▶ [Prompt]:
Scan the lines below for the string "information" and copy every one that has it.

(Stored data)

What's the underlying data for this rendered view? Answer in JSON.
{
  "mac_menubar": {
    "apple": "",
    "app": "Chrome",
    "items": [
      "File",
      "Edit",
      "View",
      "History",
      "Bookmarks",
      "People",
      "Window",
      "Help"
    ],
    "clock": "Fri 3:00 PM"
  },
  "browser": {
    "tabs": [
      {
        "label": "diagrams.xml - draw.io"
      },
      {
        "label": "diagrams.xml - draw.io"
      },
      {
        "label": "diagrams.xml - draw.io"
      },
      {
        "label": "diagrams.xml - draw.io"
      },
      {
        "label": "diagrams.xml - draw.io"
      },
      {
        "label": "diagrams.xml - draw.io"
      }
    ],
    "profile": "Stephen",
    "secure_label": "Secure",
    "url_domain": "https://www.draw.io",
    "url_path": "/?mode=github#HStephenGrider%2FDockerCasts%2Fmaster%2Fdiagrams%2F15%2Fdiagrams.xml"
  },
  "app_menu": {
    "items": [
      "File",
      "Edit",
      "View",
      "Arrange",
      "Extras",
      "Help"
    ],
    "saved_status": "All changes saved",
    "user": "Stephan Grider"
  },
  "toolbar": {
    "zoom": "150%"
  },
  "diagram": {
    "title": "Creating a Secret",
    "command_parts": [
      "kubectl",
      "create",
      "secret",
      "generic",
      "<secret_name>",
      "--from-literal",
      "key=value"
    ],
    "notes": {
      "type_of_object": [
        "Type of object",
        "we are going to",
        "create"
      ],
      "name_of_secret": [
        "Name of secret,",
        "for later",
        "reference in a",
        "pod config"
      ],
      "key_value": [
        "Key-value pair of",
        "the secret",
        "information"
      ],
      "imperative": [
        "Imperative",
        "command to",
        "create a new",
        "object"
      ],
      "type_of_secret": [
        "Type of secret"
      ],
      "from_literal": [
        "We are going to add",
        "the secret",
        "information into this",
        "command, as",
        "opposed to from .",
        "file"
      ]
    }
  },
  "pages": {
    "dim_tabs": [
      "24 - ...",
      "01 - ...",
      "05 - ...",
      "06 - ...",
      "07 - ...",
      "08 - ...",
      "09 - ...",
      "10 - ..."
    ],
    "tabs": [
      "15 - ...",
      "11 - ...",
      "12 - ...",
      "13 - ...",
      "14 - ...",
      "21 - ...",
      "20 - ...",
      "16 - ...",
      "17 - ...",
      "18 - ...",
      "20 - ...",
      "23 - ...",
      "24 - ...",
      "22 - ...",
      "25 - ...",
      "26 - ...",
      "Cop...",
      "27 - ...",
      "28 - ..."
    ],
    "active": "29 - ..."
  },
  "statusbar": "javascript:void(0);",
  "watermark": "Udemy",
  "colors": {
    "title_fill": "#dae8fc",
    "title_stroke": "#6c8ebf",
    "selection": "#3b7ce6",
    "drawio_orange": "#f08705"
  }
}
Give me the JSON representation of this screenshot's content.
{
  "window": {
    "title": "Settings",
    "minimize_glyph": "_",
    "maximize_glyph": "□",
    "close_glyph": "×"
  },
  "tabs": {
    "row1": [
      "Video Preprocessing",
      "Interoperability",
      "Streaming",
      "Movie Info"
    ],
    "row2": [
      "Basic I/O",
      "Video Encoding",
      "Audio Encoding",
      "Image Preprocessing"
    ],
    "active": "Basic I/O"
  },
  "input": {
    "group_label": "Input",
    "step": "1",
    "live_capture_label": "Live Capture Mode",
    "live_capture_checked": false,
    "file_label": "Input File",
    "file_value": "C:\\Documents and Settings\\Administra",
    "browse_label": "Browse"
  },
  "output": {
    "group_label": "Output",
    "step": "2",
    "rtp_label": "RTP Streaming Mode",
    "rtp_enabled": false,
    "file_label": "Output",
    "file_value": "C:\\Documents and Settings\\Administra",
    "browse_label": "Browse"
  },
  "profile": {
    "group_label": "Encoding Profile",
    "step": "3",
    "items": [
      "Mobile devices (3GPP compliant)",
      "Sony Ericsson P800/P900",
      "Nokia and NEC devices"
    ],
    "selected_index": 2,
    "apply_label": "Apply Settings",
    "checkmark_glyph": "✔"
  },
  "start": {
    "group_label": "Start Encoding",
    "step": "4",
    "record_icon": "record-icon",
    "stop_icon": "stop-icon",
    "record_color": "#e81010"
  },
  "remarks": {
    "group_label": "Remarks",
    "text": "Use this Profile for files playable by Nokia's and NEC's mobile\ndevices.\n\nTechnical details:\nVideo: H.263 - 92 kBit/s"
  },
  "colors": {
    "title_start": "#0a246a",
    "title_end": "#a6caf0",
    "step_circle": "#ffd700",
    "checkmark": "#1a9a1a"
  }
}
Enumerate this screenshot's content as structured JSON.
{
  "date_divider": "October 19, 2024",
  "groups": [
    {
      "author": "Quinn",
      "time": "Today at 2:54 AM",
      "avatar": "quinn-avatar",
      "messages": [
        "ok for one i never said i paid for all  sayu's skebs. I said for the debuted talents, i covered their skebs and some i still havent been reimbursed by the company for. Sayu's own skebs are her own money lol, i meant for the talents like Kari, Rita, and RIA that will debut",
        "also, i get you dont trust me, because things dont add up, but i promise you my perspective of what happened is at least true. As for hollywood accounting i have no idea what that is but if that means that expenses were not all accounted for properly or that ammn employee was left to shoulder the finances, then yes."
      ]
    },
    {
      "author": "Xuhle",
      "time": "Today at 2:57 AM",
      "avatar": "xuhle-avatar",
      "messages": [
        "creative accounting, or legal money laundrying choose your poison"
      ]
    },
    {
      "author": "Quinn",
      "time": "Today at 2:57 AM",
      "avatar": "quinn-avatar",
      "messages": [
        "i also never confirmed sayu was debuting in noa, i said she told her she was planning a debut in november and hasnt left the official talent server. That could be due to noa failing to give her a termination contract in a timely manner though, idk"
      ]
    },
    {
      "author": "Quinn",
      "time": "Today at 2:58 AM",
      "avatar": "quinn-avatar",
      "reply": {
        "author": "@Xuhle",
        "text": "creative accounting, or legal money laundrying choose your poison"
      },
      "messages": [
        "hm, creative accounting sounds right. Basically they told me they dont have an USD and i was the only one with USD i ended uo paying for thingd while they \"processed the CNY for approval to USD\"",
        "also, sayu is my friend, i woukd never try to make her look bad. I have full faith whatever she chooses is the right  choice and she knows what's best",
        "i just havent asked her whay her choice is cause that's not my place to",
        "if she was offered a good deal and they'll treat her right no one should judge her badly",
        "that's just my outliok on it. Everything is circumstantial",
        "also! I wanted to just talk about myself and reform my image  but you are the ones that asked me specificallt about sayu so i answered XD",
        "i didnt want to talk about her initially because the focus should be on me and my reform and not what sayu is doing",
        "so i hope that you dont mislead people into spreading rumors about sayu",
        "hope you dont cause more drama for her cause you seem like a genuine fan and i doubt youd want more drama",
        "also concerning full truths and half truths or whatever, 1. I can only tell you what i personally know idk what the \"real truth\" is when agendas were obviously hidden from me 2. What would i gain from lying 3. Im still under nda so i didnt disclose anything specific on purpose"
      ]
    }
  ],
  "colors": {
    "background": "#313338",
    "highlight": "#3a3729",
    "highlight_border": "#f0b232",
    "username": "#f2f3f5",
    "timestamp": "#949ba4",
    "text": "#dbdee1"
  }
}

▶ [Exercise response]:
        "information"
        "information into this",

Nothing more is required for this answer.